Goal of the exercise: Identify each line below that contains the word "subtitle", and copy it out.

Rows from a dataset

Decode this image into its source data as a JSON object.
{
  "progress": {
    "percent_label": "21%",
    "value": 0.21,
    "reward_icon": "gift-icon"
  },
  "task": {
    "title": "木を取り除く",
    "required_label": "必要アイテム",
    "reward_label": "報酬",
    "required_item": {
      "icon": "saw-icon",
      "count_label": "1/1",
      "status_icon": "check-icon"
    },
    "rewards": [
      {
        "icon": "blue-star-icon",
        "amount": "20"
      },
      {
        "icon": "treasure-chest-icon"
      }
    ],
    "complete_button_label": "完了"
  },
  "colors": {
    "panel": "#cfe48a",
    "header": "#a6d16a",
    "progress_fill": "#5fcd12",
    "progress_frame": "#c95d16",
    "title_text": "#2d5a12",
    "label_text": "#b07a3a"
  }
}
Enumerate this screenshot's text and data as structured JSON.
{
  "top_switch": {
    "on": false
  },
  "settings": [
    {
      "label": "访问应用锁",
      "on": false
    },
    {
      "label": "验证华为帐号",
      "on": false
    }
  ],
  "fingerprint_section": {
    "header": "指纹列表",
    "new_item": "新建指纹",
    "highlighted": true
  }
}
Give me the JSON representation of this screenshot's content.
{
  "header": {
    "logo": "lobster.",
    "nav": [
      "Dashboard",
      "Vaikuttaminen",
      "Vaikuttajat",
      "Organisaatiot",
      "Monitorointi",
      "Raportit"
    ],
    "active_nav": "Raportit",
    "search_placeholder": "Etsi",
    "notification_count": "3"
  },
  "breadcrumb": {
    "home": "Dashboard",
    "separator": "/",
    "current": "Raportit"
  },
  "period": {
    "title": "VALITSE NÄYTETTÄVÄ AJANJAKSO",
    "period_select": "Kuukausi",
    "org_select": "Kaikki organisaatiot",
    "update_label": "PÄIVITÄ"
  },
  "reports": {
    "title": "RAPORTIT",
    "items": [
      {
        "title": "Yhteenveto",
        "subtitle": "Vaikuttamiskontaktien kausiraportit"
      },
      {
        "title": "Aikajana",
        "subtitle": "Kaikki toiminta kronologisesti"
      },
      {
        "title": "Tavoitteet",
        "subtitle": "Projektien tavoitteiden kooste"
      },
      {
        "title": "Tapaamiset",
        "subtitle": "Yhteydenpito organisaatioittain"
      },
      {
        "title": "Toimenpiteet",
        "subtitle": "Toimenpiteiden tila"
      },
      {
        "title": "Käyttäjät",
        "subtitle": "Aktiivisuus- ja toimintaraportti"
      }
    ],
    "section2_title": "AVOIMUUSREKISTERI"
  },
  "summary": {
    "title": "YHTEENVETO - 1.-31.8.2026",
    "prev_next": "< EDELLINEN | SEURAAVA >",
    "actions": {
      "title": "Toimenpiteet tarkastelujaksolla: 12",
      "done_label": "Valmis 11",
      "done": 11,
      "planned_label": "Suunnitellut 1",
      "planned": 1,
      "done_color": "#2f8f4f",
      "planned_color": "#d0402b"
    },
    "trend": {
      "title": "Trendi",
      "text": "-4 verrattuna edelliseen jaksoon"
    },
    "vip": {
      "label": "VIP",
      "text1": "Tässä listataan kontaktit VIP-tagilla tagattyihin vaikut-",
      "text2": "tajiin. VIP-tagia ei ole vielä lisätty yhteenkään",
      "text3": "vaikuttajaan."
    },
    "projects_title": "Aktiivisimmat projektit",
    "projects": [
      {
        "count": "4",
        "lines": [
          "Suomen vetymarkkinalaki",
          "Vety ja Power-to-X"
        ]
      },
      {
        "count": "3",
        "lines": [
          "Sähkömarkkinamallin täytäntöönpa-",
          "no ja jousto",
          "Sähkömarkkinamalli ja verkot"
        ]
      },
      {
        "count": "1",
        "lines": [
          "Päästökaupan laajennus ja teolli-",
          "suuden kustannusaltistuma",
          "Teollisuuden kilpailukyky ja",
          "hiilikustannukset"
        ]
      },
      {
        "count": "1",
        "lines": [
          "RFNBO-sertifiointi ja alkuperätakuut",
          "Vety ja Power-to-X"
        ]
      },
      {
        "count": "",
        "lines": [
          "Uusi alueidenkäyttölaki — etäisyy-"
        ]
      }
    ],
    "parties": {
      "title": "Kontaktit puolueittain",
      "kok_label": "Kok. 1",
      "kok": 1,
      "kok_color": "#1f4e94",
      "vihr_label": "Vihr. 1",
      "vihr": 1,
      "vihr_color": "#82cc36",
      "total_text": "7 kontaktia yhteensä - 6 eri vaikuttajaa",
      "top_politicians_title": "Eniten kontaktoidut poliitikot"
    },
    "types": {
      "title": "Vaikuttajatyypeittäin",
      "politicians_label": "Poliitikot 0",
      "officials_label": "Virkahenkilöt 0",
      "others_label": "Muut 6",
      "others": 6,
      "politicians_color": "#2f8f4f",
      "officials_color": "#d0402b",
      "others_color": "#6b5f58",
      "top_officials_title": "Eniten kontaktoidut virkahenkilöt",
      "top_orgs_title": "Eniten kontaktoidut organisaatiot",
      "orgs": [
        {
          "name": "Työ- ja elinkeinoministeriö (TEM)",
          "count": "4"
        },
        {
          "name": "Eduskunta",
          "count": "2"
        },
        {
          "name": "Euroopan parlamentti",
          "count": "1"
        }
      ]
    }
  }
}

Result for this exercise:
        "subtitle": "Vaikuttamiskontaktien kausiraportit"
        "subtitle": "Kaikki toiminta kronologisesti"
        "subtitle": "Projektien tavoitteiden kooste"
        "subtitle": "Yhteydenpito organisaatioittain"
        "subtitle": "Toimenpiteiden tila"
        "subtitle": "Aktiivisuus- ja toimintaraportti"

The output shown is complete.